| Written instruction |
The material below should be written out in full and exactly; pictures stay out of the copy.

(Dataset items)
:::::

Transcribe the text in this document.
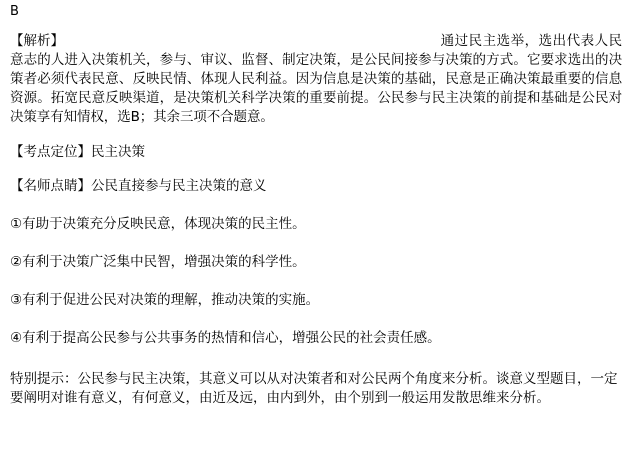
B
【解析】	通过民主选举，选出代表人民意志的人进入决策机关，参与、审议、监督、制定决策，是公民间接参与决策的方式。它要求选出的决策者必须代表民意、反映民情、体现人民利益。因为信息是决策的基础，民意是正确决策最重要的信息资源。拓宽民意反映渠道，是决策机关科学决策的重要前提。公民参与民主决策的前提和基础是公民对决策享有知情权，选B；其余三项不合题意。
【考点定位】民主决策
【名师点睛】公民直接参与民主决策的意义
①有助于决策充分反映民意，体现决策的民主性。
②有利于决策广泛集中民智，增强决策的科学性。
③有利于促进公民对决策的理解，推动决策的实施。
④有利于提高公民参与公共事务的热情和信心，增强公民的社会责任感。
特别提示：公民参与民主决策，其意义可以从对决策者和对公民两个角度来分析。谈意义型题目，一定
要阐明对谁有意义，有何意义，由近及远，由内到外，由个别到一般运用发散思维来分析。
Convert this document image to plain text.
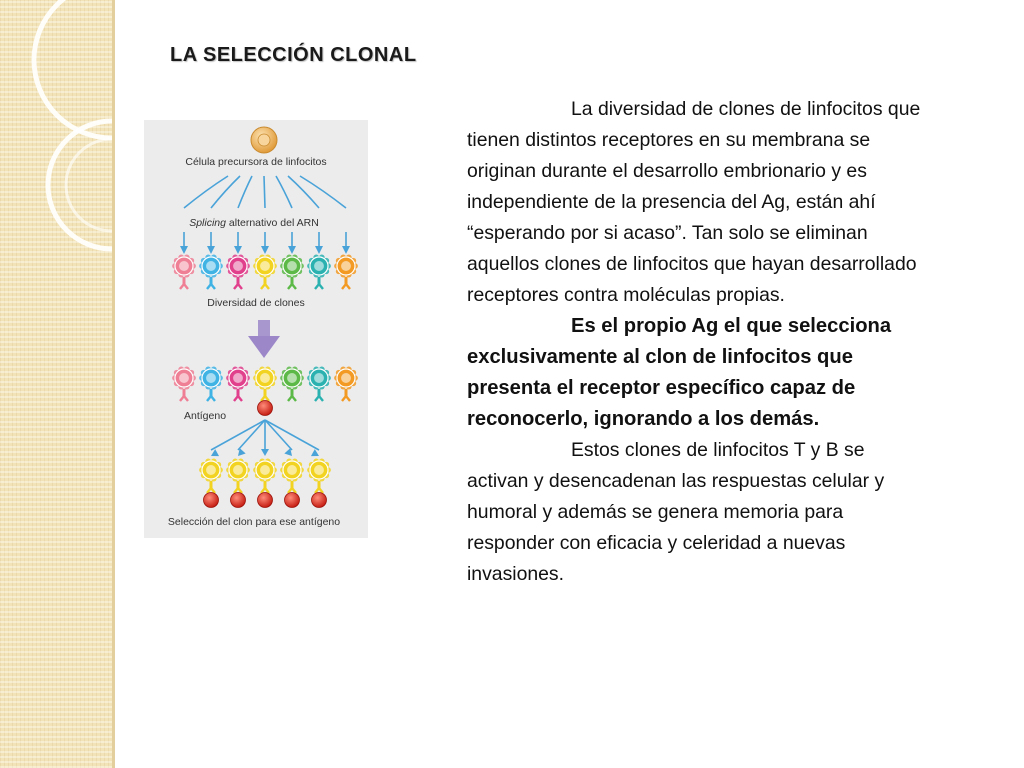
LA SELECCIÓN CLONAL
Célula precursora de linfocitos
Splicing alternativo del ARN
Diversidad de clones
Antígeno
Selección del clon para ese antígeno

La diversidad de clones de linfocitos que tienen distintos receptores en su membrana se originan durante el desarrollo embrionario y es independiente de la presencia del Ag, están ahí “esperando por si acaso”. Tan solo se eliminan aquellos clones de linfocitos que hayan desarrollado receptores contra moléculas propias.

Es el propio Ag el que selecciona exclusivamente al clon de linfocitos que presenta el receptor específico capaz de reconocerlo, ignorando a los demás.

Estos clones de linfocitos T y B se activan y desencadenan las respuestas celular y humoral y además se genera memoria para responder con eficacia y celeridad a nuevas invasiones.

:::::

| Task output |
Transcribe the text in this document.
B
【解析】	通过民主选举，选出代表人民意志的人进入决策机关，参与、审议、监督、制定决策，是公民间接参与决策的方式。它要求选出的决策者必须代表民意、反映民情、体现人民利益。因为信息是决策的基础，民意是正确决策最重要的信息资源。拓宽民意反映渠道，是决策机关科学决策的重要前提。公民参与民主决策的前提和基础是公民对决策享有知情权，选B；其余三项不合题意。
【考点定位】民主决策
【名师点睛】公民直接参与民主决策的意义
①有助于决策充分反映民意，体现决策的民主性。
②有利于决策广泛集中民智，增强决策的科学性。
③有利于促进公民对决策的理解，推动决策的实施。
④有利于提高公民参与公共事务的热情和信心，增强公民的社会责任感。
特别提示：公民参与民主决策，其意义可以从对决策者和对公民两个角度来分析。谈意义型题目，一定
要阐明对谁有意义，有何意义，由近及远，由内到外，由个别到一般运用发散思维来分析。
Convert this document image to plain text.
LA SELECCIÓN CLONAL
Célula precursora de linfocitos
Splicing alternativo del ARN
Diversidad de clones
Antígeno
Selección del clon para ese antígeno

La diversidad de clones de linfocitos que tienen distintos receptores en su membrana se originan durante el desarrollo embrionario y es independiente de la presencia del Ag, están ahí “esperando por si acaso”. Tan solo se eliminan aquellos clones de linfocitos que hayan desarrollado receptores contra moléculas propias.

Es el propio Ag el que selecciona exclusivamente al clon de linfocitos que presenta el receptor específico capaz de reconocerlo, ignorando a los demás.

Estos clones de linfocitos T y B se activan y desencadenan las respuestas celular y humoral y además se genera memoria para responder con eficacia y celeridad a nuevas invasiones.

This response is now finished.